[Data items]
________________________________________

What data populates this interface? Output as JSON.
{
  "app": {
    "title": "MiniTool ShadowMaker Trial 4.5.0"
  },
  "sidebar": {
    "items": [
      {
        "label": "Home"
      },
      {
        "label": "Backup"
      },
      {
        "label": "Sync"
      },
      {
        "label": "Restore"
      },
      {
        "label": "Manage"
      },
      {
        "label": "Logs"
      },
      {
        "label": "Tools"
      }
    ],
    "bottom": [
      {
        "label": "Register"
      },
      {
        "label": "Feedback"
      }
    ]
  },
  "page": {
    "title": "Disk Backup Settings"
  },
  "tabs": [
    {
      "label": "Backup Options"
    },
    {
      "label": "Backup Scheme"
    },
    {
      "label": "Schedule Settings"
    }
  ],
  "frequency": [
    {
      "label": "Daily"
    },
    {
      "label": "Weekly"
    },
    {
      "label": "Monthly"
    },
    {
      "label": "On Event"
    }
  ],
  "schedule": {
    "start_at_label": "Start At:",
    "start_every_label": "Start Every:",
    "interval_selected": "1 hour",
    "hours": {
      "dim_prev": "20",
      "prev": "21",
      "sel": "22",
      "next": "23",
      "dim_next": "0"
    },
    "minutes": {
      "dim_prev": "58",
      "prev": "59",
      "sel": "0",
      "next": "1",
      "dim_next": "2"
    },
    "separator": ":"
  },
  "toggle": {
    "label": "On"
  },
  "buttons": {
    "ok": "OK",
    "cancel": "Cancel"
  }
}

________________________________________

*WRITTEN EXERCISE*: Set down all of the records shown above once more, exactly.

*EXERCISE RESPONSE*:
What data populates this interface? Output as JSON.
{
  "app": {
    "title": "MiniTool ShadowMaker Trial 4.5.0"
  },
  "sidebar": {
    "items": [
      {
        "label": "Home"
      },
      {
        "label": "Backup"
      },
      {
        "label": "Sync"
      },
      {
        "label": "Restore"
      },
      {
        "label": "Manage"
      },
      {
        "label": "Logs"
      },
      {
        "label": "Tools"
      }
    ],
    "bottom": [
      {
        "label": "Register"
      },
      {
        "label": "Feedback"
      }
    ]
  },
  "page": {
    "title": "Disk Backup Settings"
  },
  "tabs": [
    {
      "label": "Backup Options"
    },
    {
      "label": "Backup Scheme"
    },
    {
      "label": "Schedule Settings"
    }
  ],
  "frequency": [
    {
      "label": "Daily"
    },
    {
      "label": "Weekly"
    },
    {
      "label": "Monthly"
    },
    {
      "label": "On Event"
    }
  ],
  "schedule": {
    "start_at_label": "Start At:",
    "start_every_label": "Start Every:",
    "interval_selected": "1 hour",
    "hours": {
      "dim_prev": "20",
      "prev": "21",
      "sel": "22",
      "next": "23",
      "dim_next": "0"
    },
    "minutes": {
      "dim_prev": "58",
      "prev": "59",
      "sel": "0",
      "next": "1",
      "dim_next": "2"
    },
    "separator": ":"
  },
  "toggle": {
    "label": "On"
  },
  "buttons": {
    "ok": "OK",
    "cancel": "Cancel"
  }
}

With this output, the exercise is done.